— AIM —
Without omitting anything, retype the data that follows.

— DATA FOR THIS EXERCISE —
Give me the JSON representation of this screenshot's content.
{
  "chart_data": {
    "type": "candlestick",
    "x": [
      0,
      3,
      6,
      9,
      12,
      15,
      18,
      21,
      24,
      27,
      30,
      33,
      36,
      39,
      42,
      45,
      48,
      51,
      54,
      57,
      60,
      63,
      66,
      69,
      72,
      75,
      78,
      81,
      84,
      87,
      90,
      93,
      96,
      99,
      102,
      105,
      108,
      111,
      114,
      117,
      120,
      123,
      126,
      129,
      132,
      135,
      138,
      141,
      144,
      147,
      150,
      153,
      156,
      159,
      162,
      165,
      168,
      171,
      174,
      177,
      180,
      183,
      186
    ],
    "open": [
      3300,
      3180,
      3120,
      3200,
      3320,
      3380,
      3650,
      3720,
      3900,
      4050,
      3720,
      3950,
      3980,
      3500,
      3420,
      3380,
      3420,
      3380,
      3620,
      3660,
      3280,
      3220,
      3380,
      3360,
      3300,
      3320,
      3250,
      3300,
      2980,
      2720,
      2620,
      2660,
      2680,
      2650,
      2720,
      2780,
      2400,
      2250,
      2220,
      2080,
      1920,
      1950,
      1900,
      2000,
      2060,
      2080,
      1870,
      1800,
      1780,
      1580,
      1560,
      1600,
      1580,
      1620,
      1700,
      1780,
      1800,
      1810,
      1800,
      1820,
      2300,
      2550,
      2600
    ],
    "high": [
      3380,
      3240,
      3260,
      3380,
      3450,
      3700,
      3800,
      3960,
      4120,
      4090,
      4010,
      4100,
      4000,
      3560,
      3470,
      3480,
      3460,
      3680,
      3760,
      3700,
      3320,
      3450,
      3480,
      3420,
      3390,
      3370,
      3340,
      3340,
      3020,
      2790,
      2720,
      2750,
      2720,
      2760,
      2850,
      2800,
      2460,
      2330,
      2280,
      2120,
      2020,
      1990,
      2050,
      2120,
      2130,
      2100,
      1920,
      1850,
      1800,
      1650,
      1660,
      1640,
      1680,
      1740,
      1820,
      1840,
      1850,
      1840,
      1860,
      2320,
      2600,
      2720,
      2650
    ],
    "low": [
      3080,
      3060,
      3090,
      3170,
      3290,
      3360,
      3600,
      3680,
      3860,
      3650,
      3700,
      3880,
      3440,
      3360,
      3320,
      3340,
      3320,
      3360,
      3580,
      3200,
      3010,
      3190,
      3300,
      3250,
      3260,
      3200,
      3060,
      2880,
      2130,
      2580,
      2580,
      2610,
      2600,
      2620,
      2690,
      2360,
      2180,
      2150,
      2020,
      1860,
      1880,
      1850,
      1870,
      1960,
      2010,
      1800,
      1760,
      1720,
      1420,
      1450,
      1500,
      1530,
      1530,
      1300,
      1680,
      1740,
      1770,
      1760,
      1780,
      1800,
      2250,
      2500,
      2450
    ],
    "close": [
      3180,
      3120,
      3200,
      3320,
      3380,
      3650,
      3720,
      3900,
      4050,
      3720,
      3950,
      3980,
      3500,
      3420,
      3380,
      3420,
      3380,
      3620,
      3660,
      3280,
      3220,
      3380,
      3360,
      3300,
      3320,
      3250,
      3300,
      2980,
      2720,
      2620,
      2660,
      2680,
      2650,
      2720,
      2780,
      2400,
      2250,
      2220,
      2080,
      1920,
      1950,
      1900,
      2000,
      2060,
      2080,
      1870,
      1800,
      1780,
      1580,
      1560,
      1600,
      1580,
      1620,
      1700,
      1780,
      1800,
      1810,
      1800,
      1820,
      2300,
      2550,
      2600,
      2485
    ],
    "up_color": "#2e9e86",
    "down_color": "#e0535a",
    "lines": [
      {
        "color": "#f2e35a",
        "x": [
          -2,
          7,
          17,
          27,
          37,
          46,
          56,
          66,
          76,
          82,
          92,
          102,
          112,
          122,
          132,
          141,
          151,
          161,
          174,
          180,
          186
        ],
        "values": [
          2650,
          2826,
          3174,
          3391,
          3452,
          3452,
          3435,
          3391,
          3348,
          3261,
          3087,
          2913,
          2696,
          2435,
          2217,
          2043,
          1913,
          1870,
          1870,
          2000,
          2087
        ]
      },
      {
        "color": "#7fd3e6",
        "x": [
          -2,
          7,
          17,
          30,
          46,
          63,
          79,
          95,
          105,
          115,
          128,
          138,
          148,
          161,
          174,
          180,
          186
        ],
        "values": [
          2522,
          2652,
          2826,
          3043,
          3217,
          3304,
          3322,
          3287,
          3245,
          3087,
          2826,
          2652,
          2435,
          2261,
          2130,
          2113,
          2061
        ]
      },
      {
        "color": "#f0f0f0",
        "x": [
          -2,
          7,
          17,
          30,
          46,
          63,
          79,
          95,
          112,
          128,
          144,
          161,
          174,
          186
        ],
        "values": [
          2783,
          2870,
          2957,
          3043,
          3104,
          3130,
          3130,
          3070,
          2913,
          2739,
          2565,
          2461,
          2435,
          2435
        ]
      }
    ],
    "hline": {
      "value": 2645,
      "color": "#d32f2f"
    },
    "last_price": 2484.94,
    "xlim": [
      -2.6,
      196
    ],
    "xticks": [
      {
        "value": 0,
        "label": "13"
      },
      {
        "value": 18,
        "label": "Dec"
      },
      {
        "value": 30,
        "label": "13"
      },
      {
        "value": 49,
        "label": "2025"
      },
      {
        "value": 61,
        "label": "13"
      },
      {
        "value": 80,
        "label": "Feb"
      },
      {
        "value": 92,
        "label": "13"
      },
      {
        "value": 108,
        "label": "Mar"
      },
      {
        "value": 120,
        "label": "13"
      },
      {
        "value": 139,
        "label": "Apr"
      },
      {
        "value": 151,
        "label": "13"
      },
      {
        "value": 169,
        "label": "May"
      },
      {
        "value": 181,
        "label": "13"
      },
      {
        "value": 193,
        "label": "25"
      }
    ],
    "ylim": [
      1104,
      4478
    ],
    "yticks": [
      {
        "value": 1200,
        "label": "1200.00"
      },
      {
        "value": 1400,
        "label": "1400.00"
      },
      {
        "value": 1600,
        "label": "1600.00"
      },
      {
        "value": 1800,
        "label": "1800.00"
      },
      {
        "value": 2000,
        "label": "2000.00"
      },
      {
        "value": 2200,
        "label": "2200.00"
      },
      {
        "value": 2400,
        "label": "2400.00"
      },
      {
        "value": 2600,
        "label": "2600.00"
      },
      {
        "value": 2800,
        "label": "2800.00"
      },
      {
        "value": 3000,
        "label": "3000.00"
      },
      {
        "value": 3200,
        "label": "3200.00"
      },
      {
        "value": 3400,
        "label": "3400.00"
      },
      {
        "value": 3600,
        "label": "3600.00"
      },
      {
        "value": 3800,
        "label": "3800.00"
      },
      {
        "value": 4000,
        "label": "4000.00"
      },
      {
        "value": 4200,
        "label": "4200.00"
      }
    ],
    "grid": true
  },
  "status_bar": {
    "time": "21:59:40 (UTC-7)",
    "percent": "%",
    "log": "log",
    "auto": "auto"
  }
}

— FULL OUTPUT —
Give me the JSON representation of this screenshot's content.
{
  "chart_data": {
    "type": "candlestick",
    "x": [
      0,
      3,
      6,
      9,
      12,
      15,
      18,
      21,
      24,
      27,
      30,
      33,
      36,
      39,
      42,
      45,
      48,
      51,
      54,
      57,
      60,
      63,
      66,
      69,
      72,
      75,
      78,
      81,
      84,
      87,
      90,
      93,
      96,
      99,
      102,
      105,
      108,
      111,
      114,
      117,
      120,
      123,
      126,
      129,
      132,
      135,
      138,
      141,
      144,
      147,
      150,
      153,
      156,
      159,
      162,
      165,
      168,
      171,
      174,
      177,
      180,
      183,
      186
    ],
    "open": [
      3300,
      3180,
      3120,
      3200,
      3320,
      3380,
      3650,
      3720,
      3900,
      4050,
      3720,
      3950,
      3980,
      3500,
      3420,
      3380,
      3420,
      3380,
      3620,
      3660,
      3280,
      3220,
      3380,
      3360,
      3300,
      3320,
      3250,
      3300,
      2980,
      2720,
      2620,
      2660,
      2680,
      2650,
      2720,
      2780,
      2400,
      2250,
      2220,
      2080,
      1920,
      1950,
      1900,
      2000,
      2060,
      2080,
      1870,
      1800,
      1780,
      1580,
      1560,
      1600,
      1580,
      1620,
      1700,
      1780,
      1800,
      1810,
      1800,
      1820,
      2300,
      2550,
      2600
    ],
    "high": [
      3380,
      3240,
      3260,
      3380,
      3450,
      3700,
      3800,
      3960,
      4120,
      4090,
      4010,
      4100,
      4000,
      3560,
      3470,
      3480,
      3460,
      3680,
      3760,
      3700,
      3320,
      3450,
      3480,
      3420,
      3390,
      3370,
      3340,
      3340,
      3020,
      2790,
      2720,
      2750,
      2720,
      2760,
      2850,
      2800,
      2460,
      2330,
      2280,
      2120,
      2020,
      1990,
      2050,
      2120,
      2130,
      2100,
      1920,
      1850,
      1800,
      1650,
      1660,
      1640,
      1680,
      1740,
      1820,
      1840,
      1850,
      1840,
      1860,
      2320,
      2600,
      2720,
      2650
    ],
    "low": [
      3080,
      3060,
      3090,
      3170,
      3290,
      3360,
      3600,
      3680,
      3860,
      3650,
      3700,
      3880,
      3440,
      3360,
      3320,
      3340,
      3320,
      3360,
      3580,
      3200,
      3010,
      3190,
      3300,
      3250,
      3260,
      3200,
      3060,
      2880,
      2130,
      2580,
      2580,
      2610,
      2600,
      2620,
      2690,
      2360,
      2180,
      2150,
      2020,
      1860,
      1880,
      1850,
      1870,
      1960,
      2010,
      1800,
      1760,
      1720,
      1420,
      1450,
      1500,
      1530,
      1530,
      1300,
      1680,
      1740,
      1770,
      1760,
      1780,
      1800,
      2250,
      2500,
      2450
    ],
    "close": [
      3180,
      3120,
      3200,
      3320,
      3380,
      3650,
      3720,
      3900,
      4050,
      3720,
      3950,
      3980,
      3500,
      3420,
      3380,
      3420,
      3380,
      3620,
      3660,
      3280,
      3220,
      3380,
      3360,
      3300,
      3320,
      3250,
      3300,
      2980,
      2720,
      2620,
      2660,
      2680,
      2650,
      2720,
      2780,
      2400,
      2250,
      2220,
      2080,
      1920,
      1950,
      1900,
      2000,
      2060,
      2080,
      1870,
      1800,
      1780,
      1580,
      1560,
      1600,
      1580,
      1620,
      1700,
      1780,
      1800,
      1810,
      1800,
      1820,
      2300,
      2550,
      2600,
      2485
    ],
    "up_color": "#2e9e86",
    "down_color": "#e0535a",
    "lines": [
      {
        "color": "#f2e35a",
        "x": [
          -2,
          7,
          17,
          27,
          37,
          46,
          56,
          66,
          76,
          82,
          92,
          102,
          112,
          122,
          132,
          141,
          151,
          161,
          174,
          180,
          186
        ],
        "values": [
          2650,
          2826,
          3174,
          3391,
          3452,
          3452,
          3435,
          3391,
          3348,
          3261,
          3087,
          2913,
          2696,
          2435,
          2217,
          2043,
          1913,
          1870,
          1870,
          2000,
          2087
        ]
      },
      {
        "color": "#7fd3e6",
        "x": [
          -2,
          7,
          17,
          30,
          46,
          63,
          79,
          95,
          105,
          115,
          128,
          138,
          148,
          161,
          174,
          180,
          186
        ],
        "values": [
          2522,
          2652,
          2826,
          3043,
          3217,
          3304,
          3322,
          3287,
          3245,
          3087,
          2826,
          2652,
          2435,
          2261,
          2130,
          2113,
          2061
        ]
      },
      {
        "color": "#f0f0f0",
        "x": [
          -2,
          7,
          17,
          30,
          46,
          63,
          79,
          95,
          112,
          128,
          144,
          161,
          174,
          186
        ],
        "values": [
          2783,
          2870,
          2957,
          3043,
          3104,
          3130,
          3130,
          3070,
          2913,
          2739,
          2565,
          2461,
          2435,
          2435
        ]
      }
    ],
    "hline": {
      "value": 2645,
      "color": "#d32f2f"
    },
    "last_price": 2484.94,
    "xlim": [
      -2.6,
      196
    ],
    "xticks": [
      {
        "value": 0,
        "label": "13"
      },
      {
        "value": 18,
        "label": "Dec"
      },
      {
        "value": 30,
        "label": "13"
      },
      {
        "value": 49,
        "label": "2025"
      },
      {
        "value": 61,
        "label": "13"
      },
      {
        "value": 80,
        "label": "Feb"
      },
      {
        "value": 92,
        "label": "13"
      },
      {
        "value": 108,
        "label": "Mar"
      },
      {
        "value": 120,
        "label": "13"
      },
      {
        "value": 139,
        "label": "Apr"
      },
      {
        "value": 151,
        "label": "13"
      },
      {
        "value": 169,
        "label": "May"
      },
      {
        "value": 181,
        "label": "13"
      },
      {
        "value": 193,
        "label": "25"
      }
    ],
    "ylim": [
      1104,
      4478
    ],
    "yticks": [
      {
        "value": 1200,
        "label": "1200.00"
      },
      {
        "value": 1400,
        "label": "1400.00"
      },
      {
        "value": 1600,
        "label": "1600.00"
      },
      {
        "value": 1800,
        "label": "1800.00"
      },
      {
        "value": 2000,
        "label": "2000.00"
      },
      {
        "value": 2200,
        "label": "2200.00"
      },
      {
        "value": 2400,
        "label": "2400.00"
      },
      {
        "value": 2600,
        "label": "2600.00"
      },
      {
        "value": 2800,
        "label": "2800.00"
      },
      {
        "value": 3000,
        "label": "3000.00"
      },
      {
        "value": 3200,
        "label": "3200.00"
      },
      {
        "value": 3400,
        "label": "3400.00"
      },
      {
        "value": 3600,
        "label": "3600.00"
      },
      {
        "value": 3800,
        "label": "3800.00"
      },
      {
        "value": 4000,
        "label": "4000.00"
      },
      {
        "value": 4200,
        "label": "4200.00"
      }
    ],
    "grid": true
  },
  "status_bar": {
    "time": "21:59:40 (UTC-7)",
    "percent": "%",
    "log": "log",
    "auto": "auto"
  }
}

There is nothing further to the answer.